## SET EXERCISE
Tally how many lines include "Sprawdź". The number is the whole answer.

[Dataset items]
--------------------------------------------------
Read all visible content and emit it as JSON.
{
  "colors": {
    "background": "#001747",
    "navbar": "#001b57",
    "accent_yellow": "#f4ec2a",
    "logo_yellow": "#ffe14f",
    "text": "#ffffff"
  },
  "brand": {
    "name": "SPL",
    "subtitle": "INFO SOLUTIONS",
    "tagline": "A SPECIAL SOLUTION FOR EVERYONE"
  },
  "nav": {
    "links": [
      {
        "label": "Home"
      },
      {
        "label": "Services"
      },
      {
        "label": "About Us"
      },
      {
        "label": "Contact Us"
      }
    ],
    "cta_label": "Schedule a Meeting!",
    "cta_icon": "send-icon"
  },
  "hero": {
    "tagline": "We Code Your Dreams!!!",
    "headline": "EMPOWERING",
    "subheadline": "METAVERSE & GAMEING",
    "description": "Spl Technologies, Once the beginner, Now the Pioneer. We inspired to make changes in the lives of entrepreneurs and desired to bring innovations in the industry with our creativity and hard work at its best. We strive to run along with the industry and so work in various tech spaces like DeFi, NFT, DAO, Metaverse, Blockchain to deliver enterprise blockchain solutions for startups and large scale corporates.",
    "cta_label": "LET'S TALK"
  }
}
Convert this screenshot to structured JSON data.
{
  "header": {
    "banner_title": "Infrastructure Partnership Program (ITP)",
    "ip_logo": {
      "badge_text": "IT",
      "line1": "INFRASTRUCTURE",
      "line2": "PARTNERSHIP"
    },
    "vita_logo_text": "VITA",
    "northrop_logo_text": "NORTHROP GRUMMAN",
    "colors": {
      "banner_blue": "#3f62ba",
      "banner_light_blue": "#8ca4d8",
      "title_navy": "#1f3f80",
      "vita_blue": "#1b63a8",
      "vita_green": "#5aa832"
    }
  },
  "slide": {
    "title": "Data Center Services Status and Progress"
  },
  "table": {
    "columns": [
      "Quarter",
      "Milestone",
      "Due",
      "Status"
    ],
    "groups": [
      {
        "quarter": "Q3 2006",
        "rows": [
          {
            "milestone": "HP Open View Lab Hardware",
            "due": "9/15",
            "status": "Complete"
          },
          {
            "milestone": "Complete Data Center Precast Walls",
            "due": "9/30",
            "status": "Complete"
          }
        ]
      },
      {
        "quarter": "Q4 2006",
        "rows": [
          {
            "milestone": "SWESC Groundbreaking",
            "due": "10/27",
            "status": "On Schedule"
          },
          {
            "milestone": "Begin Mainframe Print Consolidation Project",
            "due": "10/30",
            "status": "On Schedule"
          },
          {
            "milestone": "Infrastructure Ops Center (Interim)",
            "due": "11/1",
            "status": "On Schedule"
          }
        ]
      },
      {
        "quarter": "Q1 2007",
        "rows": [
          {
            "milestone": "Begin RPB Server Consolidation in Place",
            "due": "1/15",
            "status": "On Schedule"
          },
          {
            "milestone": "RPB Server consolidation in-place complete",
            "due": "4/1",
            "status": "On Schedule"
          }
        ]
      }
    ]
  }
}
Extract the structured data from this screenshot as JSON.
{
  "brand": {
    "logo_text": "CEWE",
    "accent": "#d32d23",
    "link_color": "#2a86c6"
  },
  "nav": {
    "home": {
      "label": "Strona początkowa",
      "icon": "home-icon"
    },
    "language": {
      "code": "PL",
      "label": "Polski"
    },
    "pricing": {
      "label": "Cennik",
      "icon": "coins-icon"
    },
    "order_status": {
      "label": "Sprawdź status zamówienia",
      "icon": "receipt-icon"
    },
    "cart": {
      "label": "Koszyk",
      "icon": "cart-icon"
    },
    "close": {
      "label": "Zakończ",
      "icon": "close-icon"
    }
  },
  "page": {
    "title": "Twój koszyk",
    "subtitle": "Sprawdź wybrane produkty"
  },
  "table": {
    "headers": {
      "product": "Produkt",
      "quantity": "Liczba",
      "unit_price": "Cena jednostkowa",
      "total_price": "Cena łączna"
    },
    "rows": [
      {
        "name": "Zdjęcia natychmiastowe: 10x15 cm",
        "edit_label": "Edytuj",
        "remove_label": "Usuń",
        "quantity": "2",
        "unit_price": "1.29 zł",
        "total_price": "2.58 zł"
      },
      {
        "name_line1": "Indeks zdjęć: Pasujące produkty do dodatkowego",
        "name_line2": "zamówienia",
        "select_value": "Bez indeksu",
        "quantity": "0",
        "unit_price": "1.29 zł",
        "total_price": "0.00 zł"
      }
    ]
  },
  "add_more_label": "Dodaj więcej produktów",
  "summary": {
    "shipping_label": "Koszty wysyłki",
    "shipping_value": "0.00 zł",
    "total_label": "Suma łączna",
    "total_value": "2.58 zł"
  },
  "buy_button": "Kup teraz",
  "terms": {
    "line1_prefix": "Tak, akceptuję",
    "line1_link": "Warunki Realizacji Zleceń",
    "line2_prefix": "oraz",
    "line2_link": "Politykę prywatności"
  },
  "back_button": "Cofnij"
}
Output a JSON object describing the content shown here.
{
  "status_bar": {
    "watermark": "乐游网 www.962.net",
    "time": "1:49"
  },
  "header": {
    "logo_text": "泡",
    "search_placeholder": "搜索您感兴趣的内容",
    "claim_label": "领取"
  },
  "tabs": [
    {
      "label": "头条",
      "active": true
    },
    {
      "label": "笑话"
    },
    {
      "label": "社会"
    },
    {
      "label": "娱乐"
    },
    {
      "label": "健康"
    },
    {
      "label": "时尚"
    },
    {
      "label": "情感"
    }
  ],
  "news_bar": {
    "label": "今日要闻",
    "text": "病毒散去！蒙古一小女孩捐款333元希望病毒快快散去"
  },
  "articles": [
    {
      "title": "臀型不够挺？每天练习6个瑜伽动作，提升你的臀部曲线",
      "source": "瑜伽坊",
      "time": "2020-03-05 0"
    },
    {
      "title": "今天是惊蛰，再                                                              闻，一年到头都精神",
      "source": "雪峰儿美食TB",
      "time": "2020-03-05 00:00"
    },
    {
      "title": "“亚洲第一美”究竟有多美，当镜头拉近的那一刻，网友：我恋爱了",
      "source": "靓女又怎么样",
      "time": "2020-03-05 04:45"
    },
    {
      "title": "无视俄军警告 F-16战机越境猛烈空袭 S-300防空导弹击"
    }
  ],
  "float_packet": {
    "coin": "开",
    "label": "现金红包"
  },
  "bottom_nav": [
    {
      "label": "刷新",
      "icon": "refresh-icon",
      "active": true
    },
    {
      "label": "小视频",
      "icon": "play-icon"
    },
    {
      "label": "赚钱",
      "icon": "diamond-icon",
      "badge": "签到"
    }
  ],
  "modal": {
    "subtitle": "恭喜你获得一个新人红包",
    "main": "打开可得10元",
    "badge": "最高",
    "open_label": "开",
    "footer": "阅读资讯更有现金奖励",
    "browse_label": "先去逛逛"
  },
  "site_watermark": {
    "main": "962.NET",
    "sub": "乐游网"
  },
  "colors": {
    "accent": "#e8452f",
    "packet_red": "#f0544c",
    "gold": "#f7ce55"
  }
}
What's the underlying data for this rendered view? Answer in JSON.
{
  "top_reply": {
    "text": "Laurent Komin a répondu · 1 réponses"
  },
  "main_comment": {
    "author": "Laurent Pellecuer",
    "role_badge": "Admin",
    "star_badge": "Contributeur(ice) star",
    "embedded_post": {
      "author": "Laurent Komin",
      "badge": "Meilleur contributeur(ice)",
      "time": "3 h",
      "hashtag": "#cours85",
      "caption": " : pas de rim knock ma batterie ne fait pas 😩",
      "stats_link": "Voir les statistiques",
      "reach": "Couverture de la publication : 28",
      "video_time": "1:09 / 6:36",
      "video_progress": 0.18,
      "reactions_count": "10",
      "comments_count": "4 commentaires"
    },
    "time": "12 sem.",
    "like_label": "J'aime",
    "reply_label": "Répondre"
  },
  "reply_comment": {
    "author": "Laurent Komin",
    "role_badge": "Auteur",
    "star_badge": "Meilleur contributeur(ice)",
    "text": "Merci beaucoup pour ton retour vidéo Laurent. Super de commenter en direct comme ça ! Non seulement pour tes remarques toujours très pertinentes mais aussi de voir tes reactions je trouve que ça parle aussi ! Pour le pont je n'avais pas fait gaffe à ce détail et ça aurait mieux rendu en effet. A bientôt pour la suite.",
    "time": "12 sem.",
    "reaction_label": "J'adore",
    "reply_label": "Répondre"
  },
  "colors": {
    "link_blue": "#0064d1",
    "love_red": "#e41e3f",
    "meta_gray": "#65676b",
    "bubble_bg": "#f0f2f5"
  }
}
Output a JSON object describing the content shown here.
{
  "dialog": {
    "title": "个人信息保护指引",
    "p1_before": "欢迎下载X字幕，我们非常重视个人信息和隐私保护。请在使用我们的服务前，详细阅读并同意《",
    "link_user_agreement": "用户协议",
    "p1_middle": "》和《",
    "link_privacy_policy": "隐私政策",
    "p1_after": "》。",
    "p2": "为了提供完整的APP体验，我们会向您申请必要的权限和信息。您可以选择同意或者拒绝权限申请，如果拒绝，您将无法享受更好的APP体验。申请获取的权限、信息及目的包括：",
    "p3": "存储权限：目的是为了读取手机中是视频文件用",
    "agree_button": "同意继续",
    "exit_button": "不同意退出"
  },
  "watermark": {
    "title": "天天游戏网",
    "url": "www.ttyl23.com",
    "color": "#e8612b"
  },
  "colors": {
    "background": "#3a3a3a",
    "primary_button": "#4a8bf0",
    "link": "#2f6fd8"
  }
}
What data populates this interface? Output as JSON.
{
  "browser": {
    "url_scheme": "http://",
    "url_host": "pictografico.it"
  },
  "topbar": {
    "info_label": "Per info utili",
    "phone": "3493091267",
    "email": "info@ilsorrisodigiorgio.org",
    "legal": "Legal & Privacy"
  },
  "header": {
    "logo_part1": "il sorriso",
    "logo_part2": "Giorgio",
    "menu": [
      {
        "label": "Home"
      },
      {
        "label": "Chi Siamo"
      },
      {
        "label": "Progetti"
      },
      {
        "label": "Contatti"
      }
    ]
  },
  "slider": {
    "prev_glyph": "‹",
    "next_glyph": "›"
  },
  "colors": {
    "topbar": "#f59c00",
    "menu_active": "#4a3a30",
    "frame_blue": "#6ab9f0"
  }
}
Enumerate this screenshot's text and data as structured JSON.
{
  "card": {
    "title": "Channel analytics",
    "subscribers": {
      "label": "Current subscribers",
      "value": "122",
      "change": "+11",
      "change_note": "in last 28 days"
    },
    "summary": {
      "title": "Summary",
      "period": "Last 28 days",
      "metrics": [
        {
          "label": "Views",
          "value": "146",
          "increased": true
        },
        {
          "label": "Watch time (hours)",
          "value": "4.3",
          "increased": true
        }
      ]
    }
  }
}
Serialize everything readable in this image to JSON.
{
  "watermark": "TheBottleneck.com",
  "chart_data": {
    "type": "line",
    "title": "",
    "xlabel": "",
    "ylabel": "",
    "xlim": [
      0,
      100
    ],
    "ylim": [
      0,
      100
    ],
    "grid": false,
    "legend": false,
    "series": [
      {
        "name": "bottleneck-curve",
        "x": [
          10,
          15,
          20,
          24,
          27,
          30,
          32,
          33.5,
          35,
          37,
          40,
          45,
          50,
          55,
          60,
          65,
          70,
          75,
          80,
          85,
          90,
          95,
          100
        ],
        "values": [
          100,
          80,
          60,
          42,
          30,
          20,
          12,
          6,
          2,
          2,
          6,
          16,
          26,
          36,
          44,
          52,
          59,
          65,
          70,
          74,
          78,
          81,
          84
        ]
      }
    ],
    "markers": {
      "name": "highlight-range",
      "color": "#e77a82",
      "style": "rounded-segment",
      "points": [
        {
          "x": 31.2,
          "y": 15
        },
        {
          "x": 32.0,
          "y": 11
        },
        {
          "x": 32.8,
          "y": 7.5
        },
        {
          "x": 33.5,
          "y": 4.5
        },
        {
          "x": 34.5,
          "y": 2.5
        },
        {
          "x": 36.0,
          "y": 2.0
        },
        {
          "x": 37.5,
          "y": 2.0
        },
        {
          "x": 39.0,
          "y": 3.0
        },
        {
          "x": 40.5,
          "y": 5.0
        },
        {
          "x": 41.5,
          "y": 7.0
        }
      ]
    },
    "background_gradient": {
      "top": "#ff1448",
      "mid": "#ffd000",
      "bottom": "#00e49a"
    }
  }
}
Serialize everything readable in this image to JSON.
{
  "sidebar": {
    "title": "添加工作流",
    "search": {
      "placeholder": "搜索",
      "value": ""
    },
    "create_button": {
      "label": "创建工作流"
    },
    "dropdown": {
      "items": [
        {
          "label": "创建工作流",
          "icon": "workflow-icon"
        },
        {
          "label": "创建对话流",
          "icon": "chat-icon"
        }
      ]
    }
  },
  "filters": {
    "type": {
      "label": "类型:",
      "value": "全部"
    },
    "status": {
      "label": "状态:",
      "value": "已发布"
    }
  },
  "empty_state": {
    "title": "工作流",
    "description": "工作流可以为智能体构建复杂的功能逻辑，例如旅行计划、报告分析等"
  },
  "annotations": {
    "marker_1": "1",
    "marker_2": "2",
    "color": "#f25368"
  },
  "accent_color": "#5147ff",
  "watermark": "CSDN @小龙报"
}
--------------------------------------------------
## THE RESULT
2